(begin)

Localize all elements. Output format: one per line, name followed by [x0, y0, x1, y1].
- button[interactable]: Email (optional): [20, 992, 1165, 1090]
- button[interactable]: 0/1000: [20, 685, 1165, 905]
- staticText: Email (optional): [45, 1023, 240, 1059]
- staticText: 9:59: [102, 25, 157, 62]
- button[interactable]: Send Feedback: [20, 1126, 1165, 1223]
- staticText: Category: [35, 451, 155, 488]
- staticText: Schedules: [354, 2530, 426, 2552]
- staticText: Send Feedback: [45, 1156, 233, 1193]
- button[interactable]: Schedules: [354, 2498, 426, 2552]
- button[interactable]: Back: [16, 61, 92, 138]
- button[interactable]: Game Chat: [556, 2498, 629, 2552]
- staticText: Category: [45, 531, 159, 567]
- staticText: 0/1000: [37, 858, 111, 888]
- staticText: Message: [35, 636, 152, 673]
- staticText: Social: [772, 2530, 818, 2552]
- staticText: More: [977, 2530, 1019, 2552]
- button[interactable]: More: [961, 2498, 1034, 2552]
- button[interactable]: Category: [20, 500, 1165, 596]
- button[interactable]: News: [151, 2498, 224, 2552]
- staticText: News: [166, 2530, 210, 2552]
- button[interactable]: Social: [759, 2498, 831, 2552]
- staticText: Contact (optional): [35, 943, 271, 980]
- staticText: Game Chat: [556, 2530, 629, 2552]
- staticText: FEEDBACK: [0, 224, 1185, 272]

(end)

REQUIRED WORK: Change "Game Chat" to "Team Chat" everywhere it occurs in the listing above. Leave every other part of the listing unchanged.

COMPLETE ANSWER:
Localize all elements. Output format: one per line, name followed by [x0, y0, x1, y1].
- button[interactable]: Email (optional): [20, 992, 1165, 1090]
- button[interactable]: 0/1000: [20, 685, 1165, 905]
- staticText: Email (optional): [45, 1023, 240, 1059]
- staticText: 9:59: [102, 25, 157, 62]
- button[interactable]: Send Feedback: [20, 1126, 1165, 1223]
- staticText: Category: [35, 451, 155, 488]
- staticText: Schedules: [354, 2530, 426, 2552]
- staticText: Send Feedback: [45, 1156, 233, 1193]
- button[interactable]: Schedules: [354, 2498, 426, 2552]
- button[interactable]: Back: [16, 61, 92, 138]
- button[interactable]: Team Chat: [556, 2498, 629, 2552]
- staticText: Category: [45, 531, 159, 567]
- staticText: 0/1000: [37, 858, 111, 888]
- staticText: Message: [35, 636, 152, 673]
- staticText: Social: [772, 2530, 818, 2552]
- staticText: More: [977, 2530, 1019, 2552]
- button[interactable]: More: [961, 2498, 1034, 2552]
- button[interactable]: Category: [20, 500, 1165, 596]
- button[interactable]: News: [151, 2498, 224, 2552]
- staticText: News: [166, 2530, 210, 2552]
- button[interactable]: Social: [759, 2498, 831, 2552]
- staticText: Contact (optional): [35, 943, 271, 980]
- staticText: Team Chat: [556, 2530, 629, 2552]
- staticText: FEEDBACK: [0, 224, 1185, 272]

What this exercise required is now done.